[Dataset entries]
** start **

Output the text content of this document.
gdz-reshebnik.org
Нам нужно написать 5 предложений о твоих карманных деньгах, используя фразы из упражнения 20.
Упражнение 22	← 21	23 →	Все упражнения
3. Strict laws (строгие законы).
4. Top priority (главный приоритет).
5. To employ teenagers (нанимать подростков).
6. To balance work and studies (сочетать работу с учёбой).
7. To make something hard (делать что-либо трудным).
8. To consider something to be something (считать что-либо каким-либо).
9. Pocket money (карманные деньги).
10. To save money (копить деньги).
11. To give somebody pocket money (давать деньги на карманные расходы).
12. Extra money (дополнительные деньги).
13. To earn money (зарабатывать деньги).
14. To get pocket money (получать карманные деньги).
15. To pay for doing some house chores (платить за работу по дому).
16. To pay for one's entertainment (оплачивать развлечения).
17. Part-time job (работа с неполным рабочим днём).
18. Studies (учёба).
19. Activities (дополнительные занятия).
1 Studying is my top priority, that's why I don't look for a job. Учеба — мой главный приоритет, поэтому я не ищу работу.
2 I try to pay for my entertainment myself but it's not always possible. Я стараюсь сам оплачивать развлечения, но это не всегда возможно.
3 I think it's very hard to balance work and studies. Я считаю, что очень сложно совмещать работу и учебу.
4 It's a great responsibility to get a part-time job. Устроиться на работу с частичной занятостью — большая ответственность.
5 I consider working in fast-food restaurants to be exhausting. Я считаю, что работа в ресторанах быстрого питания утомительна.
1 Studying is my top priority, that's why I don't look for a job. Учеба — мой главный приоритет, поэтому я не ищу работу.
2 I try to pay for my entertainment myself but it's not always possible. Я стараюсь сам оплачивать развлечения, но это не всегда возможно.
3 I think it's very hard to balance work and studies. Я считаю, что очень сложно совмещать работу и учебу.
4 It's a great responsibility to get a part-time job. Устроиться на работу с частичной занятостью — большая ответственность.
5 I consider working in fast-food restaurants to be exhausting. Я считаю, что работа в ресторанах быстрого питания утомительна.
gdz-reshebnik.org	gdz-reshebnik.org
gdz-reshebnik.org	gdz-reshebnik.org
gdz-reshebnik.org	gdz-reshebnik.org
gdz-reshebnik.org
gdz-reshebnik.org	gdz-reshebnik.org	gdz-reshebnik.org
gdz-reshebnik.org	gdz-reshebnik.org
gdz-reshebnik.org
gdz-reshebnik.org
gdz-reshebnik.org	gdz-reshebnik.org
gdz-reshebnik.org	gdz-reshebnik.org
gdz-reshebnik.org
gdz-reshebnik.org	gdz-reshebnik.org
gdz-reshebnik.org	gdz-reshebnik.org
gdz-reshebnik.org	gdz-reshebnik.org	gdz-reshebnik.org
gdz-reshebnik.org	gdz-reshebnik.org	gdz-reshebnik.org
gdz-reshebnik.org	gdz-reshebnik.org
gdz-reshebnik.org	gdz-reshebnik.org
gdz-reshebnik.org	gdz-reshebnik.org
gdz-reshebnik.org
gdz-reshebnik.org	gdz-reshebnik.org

** end **

*Aim of the task*
From the entries above, list each line with "дополнительные" in it.

*Complete answer*
12. Extra money (дополнительные деньги).
19. Activities (дополнительные занятия).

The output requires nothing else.